Task brief ::
Compute how many lines in the entries below contain "Anywhere", and output nothing but the number.

++++++++++++++++++++

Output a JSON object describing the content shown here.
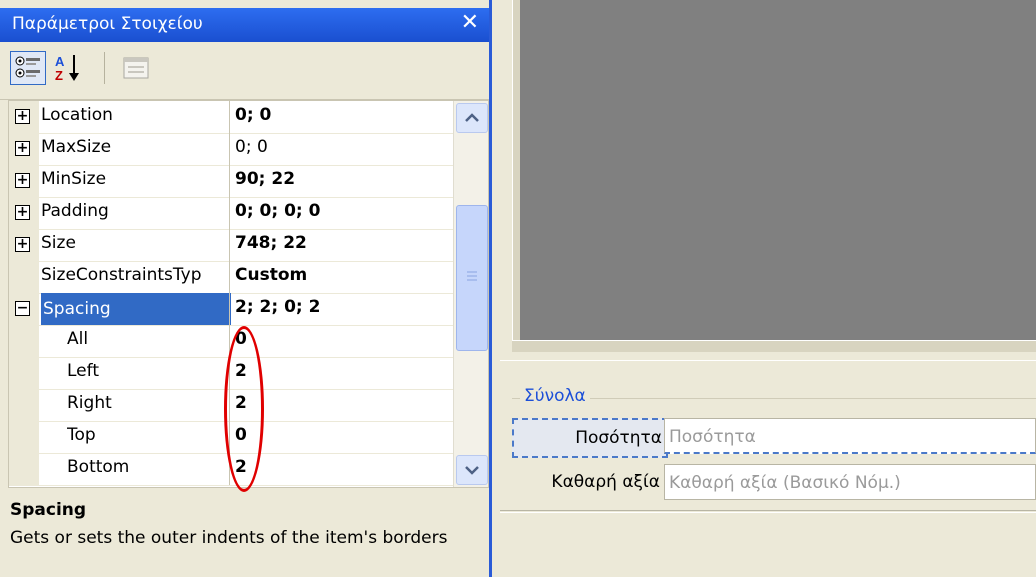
{
  "panel": {
    "title": "Παράμετροι Στοιχείου",
    "close_glyph": "✕",
    "toolbar": [
      "categorized-icon",
      "alphabetical-icon",
      "property-pages-icon"
    ]
  },
  "properties": [
    {
      "name": "Location",
      "value": "0; 0",
      "bold": true,
      "expander": "+"
    },
    {
      "name": "MaxSize",
      "value": "0; 0",
      "bold": false,
      "expander": "+"
    },
    {
      "name": "MinSize",
      "value": "90; 22",
      "bold": true,
      "expander": "+"
    },
    {
      "name": "Padding",
      "value": "0; 0; 0; 0",
      "bold": true,
      "expander": "+"
    },
    {
      "name": "Size",
      "value": "748; 22",
      "bold": true,
      "expander": "+"
    },
    {
      "name": "SizeConstraintsTyp",
      "value": "Custom",
      "bold": true,
      "expander": ""
    },
    {
      "name": "Spacing",
      "value": "2; 2; 0; 2",
      "bold": true,
      "expander": "-",
      "selected": true
    },
    {
      "name": "All",
      "value": "0",
      "bold": true,
      "sub": true
    },
    {
      "name": "Left",
      "value": "2",
      "bold": true,
      "sub": true
    },
    {
      "name": "Right",
      "value": "2",
      "bold": true,
      "sub": true
    },
    {
      "name": "Top",
      "value": "0",
      "bold": true,
      "sub": true
    },
    {
      "name": "Bottom",
      "value": "2",
      "bold": true,
      "sub": true
    }
  ],
  "description": {
    "heading": "Spacing",
    "text": "Gets or sets the outer indents of the item's borders"
  },
  "designer": {
    "group_title": "Σύνολα",
    "fields": [
      {
        "label": "Ποσότητα",
        "value": "Ποσότητα"
      },
      {
        "label": "Καθαρή αξία",
        "value": "Καθαρή αξία (Βασικό Νόμ.)"
      }
    ]
  },
  "colors": {
    "title_bar": "#1a4fd0",
    "selection": "#316ac5",
    "highlight_circle": "#e00000",
    "group_title": "#1c4fd8"
  }
}
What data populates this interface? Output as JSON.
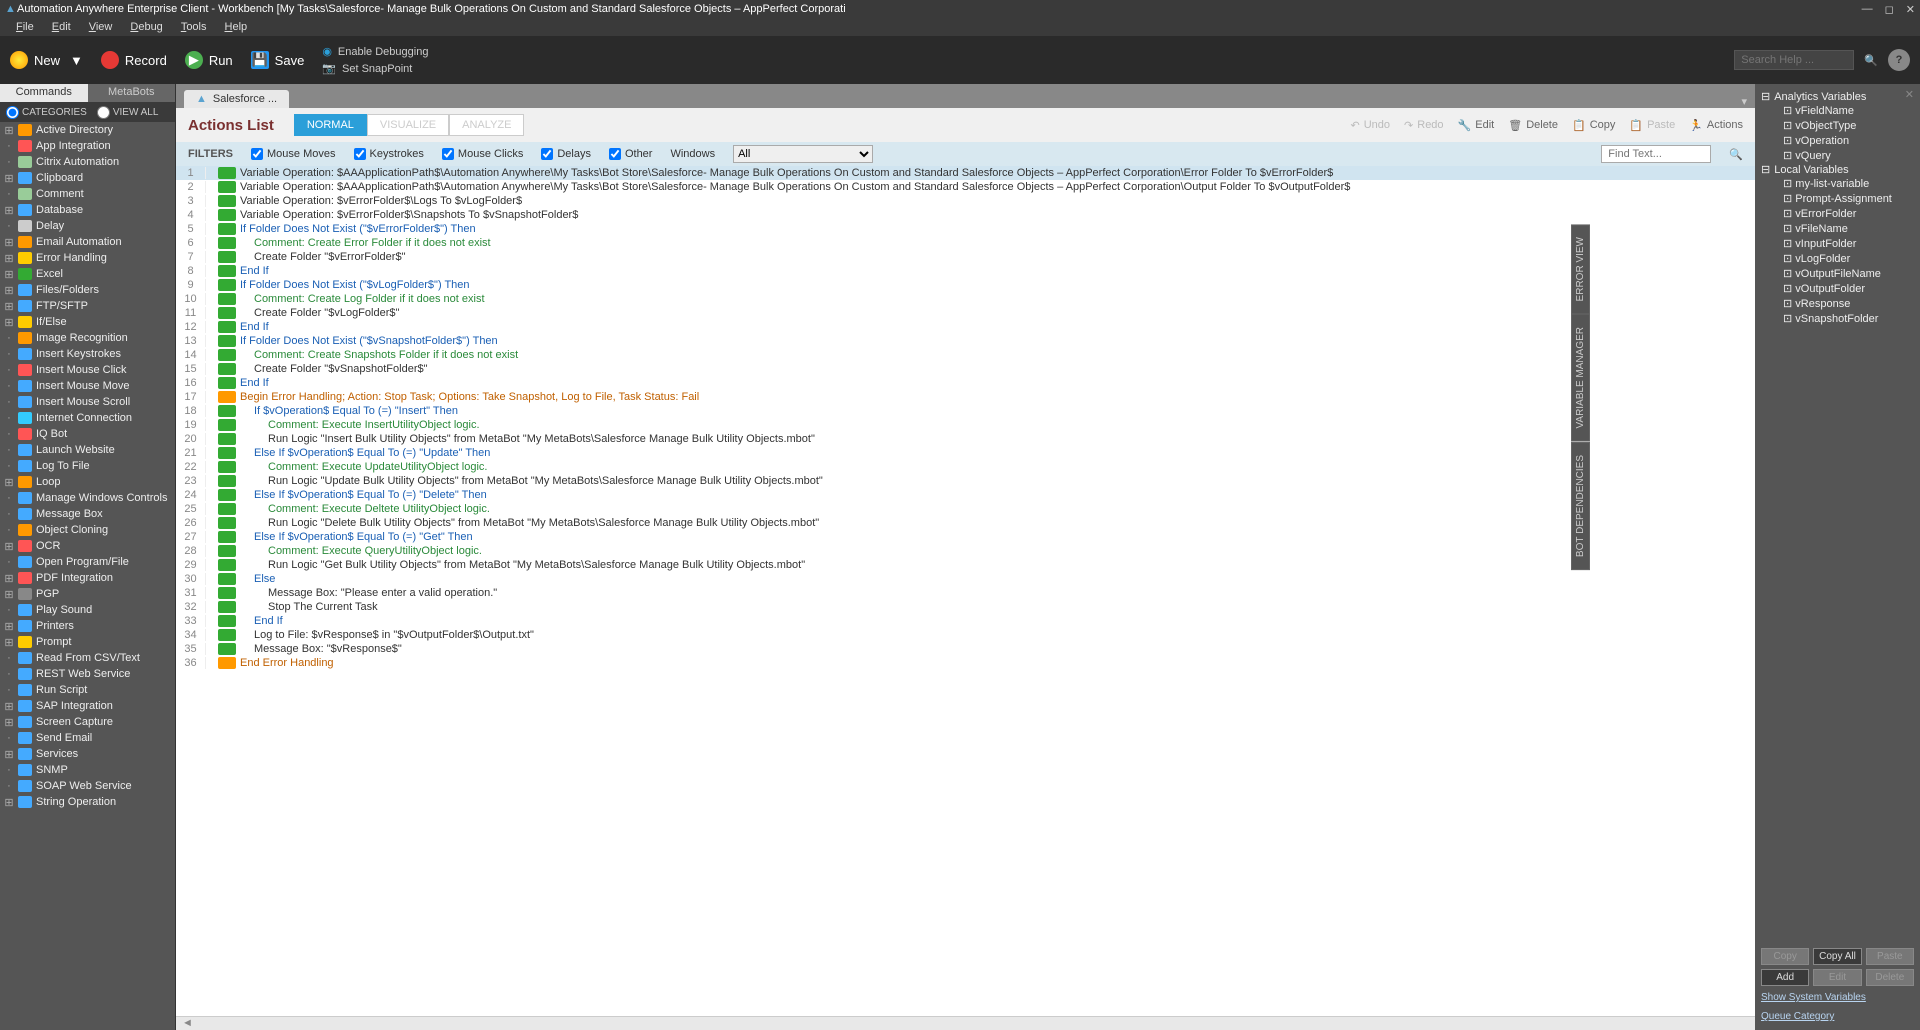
{
  "titlebar": {
    "text": "Automation Anywhere Enterprise Client - Workbench [My Tasks\\Salesforce- Manage Bulk Operations On Custom and Standard Salesforce Objects – AppPerfect Corporati"
  },
  "menubar": [
    "File",
    "Edit",
    "View",
    "Debug",
    "Tools",
    "Help"
  ],
  "toolbar": {
    "new": "New",
    "record": "Record",
    "run": "Run",
    "save": "Save",
    "enable_debugging": "Enable Debugging",
    "set_snappoint": "Set SnapPoint",
    "search_placeholder": "Search Help ..."
  },
  "sidebar": {
    "tabs": {
      "commands": "Commands",
      "metabots": "MetaBots"
    },
    "header": {
      "categories": "CATEGORIES",
      "viewall": "VIEW ALL"
    },
    "items": [
      {
        "exp": "+",
        "label": "Active Directory"
      },
      {
        "exp": "",
        "label": "App Integration"
      },
      {
        "exp": "",
        "label": "Citrix Automation"
      },
      {
        "exp": "+",
        "label": "Clipboard"
      },
      {
        "exp": "",
        "label": "Comment"
      },
      {
        "exp": "+",
        "label": "Database"
      },
      {
        "exp": "",
        "label": "Delay"
      },
      {
        "exp": "+",
        "label": "Email Automation"
      },
      {
        "exp": "+",
        "label": "Error Handling"
      },
      {
        "exp": "+",
        "label": "Excel"
      },
      {
        "exp": "+",
        "label": "Files/Folders"
      },
      {
        "exp": "+",
        "label": "FTP/SFTP"
      },
      {
        "exp": "+",
        "label": "If/Else"
      },
      {
        "exp": "",
        "label": "Image Recognition"
      },
      {
        "exp": "",
        "label": "Insert Keystrokes"
      },
      {
        "exp": "",
        "label": "Insert Mouse Click"
      },
      {
        "exp": "",
        "label": "Insert Mouse Move"
      },
      {
        "exp": "",
        "label": "Insert Mouse Scroll"
      },
      {
        "exp": "",
        "label": "Internet Connection"
      },
      {
        "exp": "",
        "label": "IQ Bot"
      },
      {
        "exp": "",
        "label": "Launch Website"
      },
      {
        "exp": "",
        "label": "Log To File"
      },
      {
        "exp": "+",
        "label": "Loop"
      },
      {
        "exp": "",
        "label": "Manage Windows Controls"
      },
      {
        "exp": "",
        "label": "Message Box"
      },
      {
        "exp": "",
        "label": "Object Cloning"
      },
      {
        "exp": "+",
        "label": "OCR"
      },
      {
        "exp": "",
        "label": "Open Program/File"
      },
      {
        "exp": "+",
        "label": "PDF Integration"
      },
      {
        "exp": "+",
        "label": "PGP"
      },
      {
        "exp": "",
        "label": "Play Sound"
      },
      {
        "exp": "+",
        "label": "Printers"
      },
      {
        "exp": "+",
        "label": "Prompt"
      },
      {
        "exp": "",
        "label": "Read From CSV/Text"
      },
      {
        "exp": "",
        "label": "REST Web Service"
      },
      {
        "exp": "",
        "label": "Run Script"
      },
      {
        "exp": "+",
        "label": "SAP Integration"
      },
      {
        "exp": "+",
        "label": "Screen Capture"
      },
      {
        "exp": "",
        "label": "Send Email"
      },
      {
        "exp": "+",
        "label": "Services"
      },
      {
        "exp": "",
        "label": "SNMP"
      },
      {
        "exp": "",
        "label": "SOAP Web Service"
      },
      {
        "exp": "+",
        "label": "String Operation"
      }
    ]
  },
  "content": {
    "tab": "Salesforce ...",
    "actions_title": "Actions List",
    "views": {
      "normal": "NORMAL",
      "visualize": "VISUALIZE",
      "analyze": "ANALYZE"
    },
    "buttons": {
      "undo": "Undo",
      "redo": "Redo",
      "edit": "Edit",
      "delete": "Delete",
      "copy": "Copy",
      "paste": "Paste",
      "actions": "Actions"
    },
    "filters": {
      "label": "FILTERS",
      "mouse_moves": "Mouse Moves",
      "keystrokes": "Keystrokes",
      "mouse_clicks": "Mouse Clicks",
      "delays": "Delays",
      "other": "Other",
      "windows": "Windows",
      "windows_value": "All",
      "find_placeholder": "Find Text..."
    },
    "lines": [
      {
        "n": 1,
        "cls": "",
        "indent": 0,
        "text": "Variable Operation: $AAApplicationPath$\\Automation Anywhere\\My Tasks\\Bot Store\\Salesforce- Manage Bulk Operations On Custom and Standard Salesforce Objects – AppPerfect Corporation\\Error Folder To $vErrorFolder$",
        "sel": true
      },
      {
        "n": 2,
        "cls": "",
        "indent": 0,
        "text": "Variable Operation: $AAApplicationPath$\\Automation Anywhere\\My Tasks\\Bot Store\\Salesforce- Manage Bulk Operations On Custom and Standard Salesforce Objects – AppPerfect Corporation\\Output Folder To $vOutputFolder$"
      },
      {
        "n": 3,
        "cls": "",
        "indent": 0,
        "text": "Variable Operation: $vErrorFolder$\\Logs To $vLogFolder$"
      },
      {
        "n": 4,
        "cls": "",
        "indent": 0,
        "text": "Variable Operation: $vErrorFolder$\\Snapshots To $vSnapshotFolder$"
      },
      {
        "n": 5,
        "cls": "blue",
        "indent": 0,
        "text": "If Folder Does Not Exist (\"$vErrorFolder$\")  Then"
      },
      {
        "n": 6,
        "cls": "green",
        "indent": 1,
        "text": "Comment: Create Error Folder if it does not exist"
      },
      {
        "n": 7,
        "cls": "",
        "indent": 1,
        "text": "Create Folder \"$vErrorFolder$\""
      },
      {
        "n": 8,
        "cls": "blue",
        "indent": 0,
        "text": "End If"
      },
      {
        "n": 9,
        "cls": "blue",
        "indent": 0,
        "text": "If Folder Does Not Exist (\"$vLogFolder$\")  Then"
      },
      {
        "n": 10,
        "cls": "green",
        "indent": 1,
        "text": "Comment: Create Log Folder if it does not exist"
      },
      {
        "n": 11,
        "cls": "",
        "indent": 1,
        "text": "Create Folder \"$vLogFolder$\""
      },
      {
        "n": 12,
        "cls": "blue",
        "indent": 0,
        "text": "End If"
      },
      {
        "n": 13,
        "cls": "blue",
        "indent": 0,
        "text": "If Folder Does Not Exist (\"$vSnapshotFolder$\")  Then"
      },
      {
        "n": 14,
        "cls": "green",
        "indent": 1,
        "text": "Comment: Create Snapshots Folder if it does not exist"
      },
      {
        "n": 15,
        "cls": "",
        "indent": 1,
        "text": "Create Folder \"$vSnapshotFolder$\""
      },
      {
        "n": 16,
        "cls": "blue",
        "indent": 0,
        "text": "End If"
      },
      {
        "n": 17,
        "cls": "orange",
        "indent": 0,
        "text": "Begin Error Handling; Action: Stop Task; Options: Take Snapshot, Log to File,  Task Status: Fail"
      },
      {
        "n": 18,
        "cls": "blue",
        "indent": 1,
        "text": "If $vOperation$ Equal To (=) \"Insert\" Then"
      },
      {
        "n": 19,
        "cls": "green",
        "indent": 2,
        "text": "Comment: Execute InsertUtilityObject logic."
      },
      {
        "n": 20,
        "cls": "",
        "indent": 2,
        "text": "Run Logic \"Insert Bulk Utility Objects\" from MetaBot \"My MetaBots\\Salesforce Manage Bulk Utility Objects.mbot\""
      },
      {
        "n": 21,
        "cls": "blue",
        "indent": 1,
        "text": "Else If $vOperation$ Equal To (=) \"Update\" Then"
      },
      {
        "n": 22,
        "cls": "green",
        "indent": 2,
        "text": "Comment: Execute UpdateUtilityObject logic."
      },
      {
        "n": 23,
        "cls": "",
        "indent": 2,
        "text": "Run Logic \"Update Bulk Utility Objects\" from MetaBot \"My MetaBots\\Salesforce Manage Bulk Utility Objects.mbot\""
      },
      {
        "n": 24,
        "cls": "blue",
        "indent": 1,
        "text": "Else If $vOperation$ Equal To (=) \"Delete\" Then"
      },
      {
        "n": 25,
        "cls": "green",
        "indent": 2,
        "text": "Comment: Execute Deltete UtilityObject logic."
      },
      {
        "n": 26,
        "cls": "",
        "indent": 2,
        "text": "Run Logic \"Delete Bulk Utility Objects\" from MetaBot \"My MetaBots\\Salesforce Manage Bulk Utility Objects.mbot\""
      },
      {
        "n": 27,
        "cls": "blue",
        "indent": 1,
        "text": "Else If $vOperation$ Equal To (=) \"Get\" Then"
      },
      {
        "n": 28,
        "cls": "green",
        "indent": 2,
        "text": "Comment: Execute QueryUtilityObject logic."
      },
      {
        "n": 29,
        "cls": "",
        "indent": 2,
        "text": "Run Logic \"Get Bulk Utility Objects\" from MetaBot \"My MetaBots\\Salesforce Manage Bulk Utility Objects.mbot\""
      },
      {
        "n": 30,
        "cls": "blue",
        "indent": 1,
        "text": "Else"
      },
      {
        "n": 31,
        "cls": "",
        "indent": 2,
        "text": "Message Box: \"Please enter a valid operation.\""
      },
      {
        "n": 32,
        "cls": "",
        "indent": 2,
        "text": "Stop The Current Task"
      },
      {
        "n": 33,
        "cls": "blue",
        "indent": 1,
        "text": "End If"
      },
      {
        "n": 34,
        "cls": "",
        "indent": 1,
        "text": "Log to File: $vResponse$ in \"$vOutputFolder$\\Output.txt\""
      },
      {
        "n": 35,
        "cls": "",
        "indent": 1,
        "text": "Message Box: \"$vResponse$\""
      },
      {
        "n": 36,
        "cls": "orange",
        "indent": 0,
        "text": "End Error Handling"
      }
    ]
  },
  "right_panel": {
    "analytics_header": "Analytics Variables",
    "analytics": [
      "vFieldName",
      "vObjectType",
      "vOperation",
      "vQuery"
    ],
    "local_header": "Local Variables",
    "local": [
      "my-list-variable",
      "Prompt-Assignment",
      "vErrorFolder",
      "vFileName",
      "vInputFolder",
      "vLogFolder",
      "vOutputFileName",
      "vOutputFolder",
      "vResponse",
      "vSnapshotFolder"
    ],
    "buttons": {
      "copy": "Copy",
      "copy_all": "Copy All",
      "paste": "Paste",
      "add": "Add",
      "edit": "Edit",
      "delete": "Delete"
    },
    "links": {
      "show_sys": "Show System Variables",
      "queue": "Queue Category"
    }
  },
  "side_tabs": [
    "ERROR VIEW",
    "VARIABLE MANAGER",
    "BOT DEPENDENCIES"
  ]
}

++++++++++++++++++++

Output below ::
3